• Input
## start
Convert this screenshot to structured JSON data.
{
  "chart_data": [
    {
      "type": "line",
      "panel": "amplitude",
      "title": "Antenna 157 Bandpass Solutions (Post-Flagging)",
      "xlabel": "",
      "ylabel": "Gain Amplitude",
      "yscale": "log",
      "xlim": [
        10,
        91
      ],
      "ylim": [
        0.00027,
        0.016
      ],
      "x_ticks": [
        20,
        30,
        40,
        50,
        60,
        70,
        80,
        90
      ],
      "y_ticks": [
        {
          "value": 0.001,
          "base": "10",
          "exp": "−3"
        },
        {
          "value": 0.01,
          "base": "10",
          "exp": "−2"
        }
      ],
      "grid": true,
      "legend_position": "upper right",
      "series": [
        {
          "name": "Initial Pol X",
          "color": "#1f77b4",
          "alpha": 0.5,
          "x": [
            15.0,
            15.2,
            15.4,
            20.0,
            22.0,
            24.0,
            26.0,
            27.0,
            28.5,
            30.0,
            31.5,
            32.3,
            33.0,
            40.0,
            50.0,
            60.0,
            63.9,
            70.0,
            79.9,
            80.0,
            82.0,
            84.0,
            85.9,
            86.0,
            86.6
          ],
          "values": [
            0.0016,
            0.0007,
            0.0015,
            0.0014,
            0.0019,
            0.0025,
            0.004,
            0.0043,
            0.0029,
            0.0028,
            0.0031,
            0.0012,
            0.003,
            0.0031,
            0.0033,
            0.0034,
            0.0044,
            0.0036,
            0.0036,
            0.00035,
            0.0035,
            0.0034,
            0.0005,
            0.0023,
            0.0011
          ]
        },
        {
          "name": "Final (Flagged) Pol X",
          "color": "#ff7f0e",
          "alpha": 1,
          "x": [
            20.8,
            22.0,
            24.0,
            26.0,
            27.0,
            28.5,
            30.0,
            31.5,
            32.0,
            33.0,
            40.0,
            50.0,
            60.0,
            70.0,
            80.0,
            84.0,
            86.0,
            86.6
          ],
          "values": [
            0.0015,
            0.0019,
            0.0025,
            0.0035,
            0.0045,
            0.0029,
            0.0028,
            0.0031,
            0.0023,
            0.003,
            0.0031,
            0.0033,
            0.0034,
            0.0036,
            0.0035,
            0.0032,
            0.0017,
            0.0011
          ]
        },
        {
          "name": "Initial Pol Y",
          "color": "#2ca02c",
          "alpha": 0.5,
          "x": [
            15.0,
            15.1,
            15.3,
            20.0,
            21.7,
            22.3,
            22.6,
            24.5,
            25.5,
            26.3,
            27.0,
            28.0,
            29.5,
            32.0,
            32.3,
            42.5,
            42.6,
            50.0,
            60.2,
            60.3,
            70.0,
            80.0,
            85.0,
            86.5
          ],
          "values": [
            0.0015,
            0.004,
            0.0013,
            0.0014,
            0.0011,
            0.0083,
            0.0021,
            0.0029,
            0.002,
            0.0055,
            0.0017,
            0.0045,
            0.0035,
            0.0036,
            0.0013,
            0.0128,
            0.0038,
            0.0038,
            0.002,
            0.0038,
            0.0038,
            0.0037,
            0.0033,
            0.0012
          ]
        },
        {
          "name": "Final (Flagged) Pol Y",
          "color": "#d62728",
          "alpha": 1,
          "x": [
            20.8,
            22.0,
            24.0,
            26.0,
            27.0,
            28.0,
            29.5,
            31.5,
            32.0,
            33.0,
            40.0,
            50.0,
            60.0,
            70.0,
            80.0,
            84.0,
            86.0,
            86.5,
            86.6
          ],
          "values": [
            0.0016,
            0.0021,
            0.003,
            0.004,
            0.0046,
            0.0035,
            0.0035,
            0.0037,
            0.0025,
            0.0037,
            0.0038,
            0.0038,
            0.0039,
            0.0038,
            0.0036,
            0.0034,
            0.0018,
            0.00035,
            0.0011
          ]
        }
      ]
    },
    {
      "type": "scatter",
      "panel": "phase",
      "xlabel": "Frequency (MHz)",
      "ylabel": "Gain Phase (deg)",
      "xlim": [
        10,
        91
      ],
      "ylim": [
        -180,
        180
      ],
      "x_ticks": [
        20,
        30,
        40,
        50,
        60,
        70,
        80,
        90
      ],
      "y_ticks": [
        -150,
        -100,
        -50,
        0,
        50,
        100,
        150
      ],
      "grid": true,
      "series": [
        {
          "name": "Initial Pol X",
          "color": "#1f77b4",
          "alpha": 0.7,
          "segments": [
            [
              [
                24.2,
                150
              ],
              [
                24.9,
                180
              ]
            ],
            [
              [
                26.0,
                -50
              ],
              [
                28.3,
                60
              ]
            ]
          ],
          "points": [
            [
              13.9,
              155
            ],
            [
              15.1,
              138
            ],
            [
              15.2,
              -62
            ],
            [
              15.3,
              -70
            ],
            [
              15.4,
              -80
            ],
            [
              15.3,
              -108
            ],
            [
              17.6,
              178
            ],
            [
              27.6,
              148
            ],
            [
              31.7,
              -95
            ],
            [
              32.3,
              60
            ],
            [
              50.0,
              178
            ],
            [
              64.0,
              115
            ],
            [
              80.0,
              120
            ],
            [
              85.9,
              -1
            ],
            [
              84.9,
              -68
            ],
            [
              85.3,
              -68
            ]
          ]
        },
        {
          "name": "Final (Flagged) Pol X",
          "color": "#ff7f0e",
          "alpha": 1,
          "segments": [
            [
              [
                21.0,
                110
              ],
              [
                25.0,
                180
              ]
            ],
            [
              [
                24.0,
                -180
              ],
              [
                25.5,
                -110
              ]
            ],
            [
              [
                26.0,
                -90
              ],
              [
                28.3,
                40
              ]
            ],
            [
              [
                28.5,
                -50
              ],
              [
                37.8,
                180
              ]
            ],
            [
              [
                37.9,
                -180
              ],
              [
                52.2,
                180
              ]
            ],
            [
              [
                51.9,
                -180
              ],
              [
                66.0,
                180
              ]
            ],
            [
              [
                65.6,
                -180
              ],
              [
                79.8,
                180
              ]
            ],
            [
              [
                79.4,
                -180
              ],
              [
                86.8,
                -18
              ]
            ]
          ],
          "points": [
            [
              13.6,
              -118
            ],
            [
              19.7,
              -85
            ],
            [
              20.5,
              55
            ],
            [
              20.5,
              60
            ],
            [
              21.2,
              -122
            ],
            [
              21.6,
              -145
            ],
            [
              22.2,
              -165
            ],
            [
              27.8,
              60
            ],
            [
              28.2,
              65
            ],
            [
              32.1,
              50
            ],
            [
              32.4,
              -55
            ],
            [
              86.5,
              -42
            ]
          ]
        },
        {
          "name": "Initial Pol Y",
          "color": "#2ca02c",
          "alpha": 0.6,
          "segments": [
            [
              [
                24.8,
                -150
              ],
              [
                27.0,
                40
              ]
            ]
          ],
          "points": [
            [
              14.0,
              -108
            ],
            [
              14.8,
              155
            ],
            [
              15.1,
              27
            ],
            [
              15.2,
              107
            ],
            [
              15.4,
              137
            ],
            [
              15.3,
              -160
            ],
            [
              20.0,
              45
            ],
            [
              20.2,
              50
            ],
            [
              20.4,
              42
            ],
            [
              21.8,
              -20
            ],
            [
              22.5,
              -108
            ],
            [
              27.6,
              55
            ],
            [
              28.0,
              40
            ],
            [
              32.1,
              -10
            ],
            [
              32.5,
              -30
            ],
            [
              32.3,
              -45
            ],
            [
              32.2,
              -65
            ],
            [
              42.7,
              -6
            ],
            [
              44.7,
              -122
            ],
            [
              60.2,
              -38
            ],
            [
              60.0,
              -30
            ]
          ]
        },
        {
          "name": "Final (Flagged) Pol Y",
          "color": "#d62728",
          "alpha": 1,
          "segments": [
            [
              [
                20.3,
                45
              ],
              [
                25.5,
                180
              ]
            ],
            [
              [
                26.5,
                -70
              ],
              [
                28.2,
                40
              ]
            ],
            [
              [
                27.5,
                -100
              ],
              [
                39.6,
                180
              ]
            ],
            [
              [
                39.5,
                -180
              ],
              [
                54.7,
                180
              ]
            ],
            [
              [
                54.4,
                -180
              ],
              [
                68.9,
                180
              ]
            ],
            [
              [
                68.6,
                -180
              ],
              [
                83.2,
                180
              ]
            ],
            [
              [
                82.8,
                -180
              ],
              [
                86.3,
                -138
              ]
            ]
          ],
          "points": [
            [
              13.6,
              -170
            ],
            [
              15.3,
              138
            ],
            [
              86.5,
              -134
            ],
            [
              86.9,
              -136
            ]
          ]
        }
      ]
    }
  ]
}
## end
• Short exercise
Only a number is expected here: the count of lines in the listing that hold the string "Gain".

• Correct response
2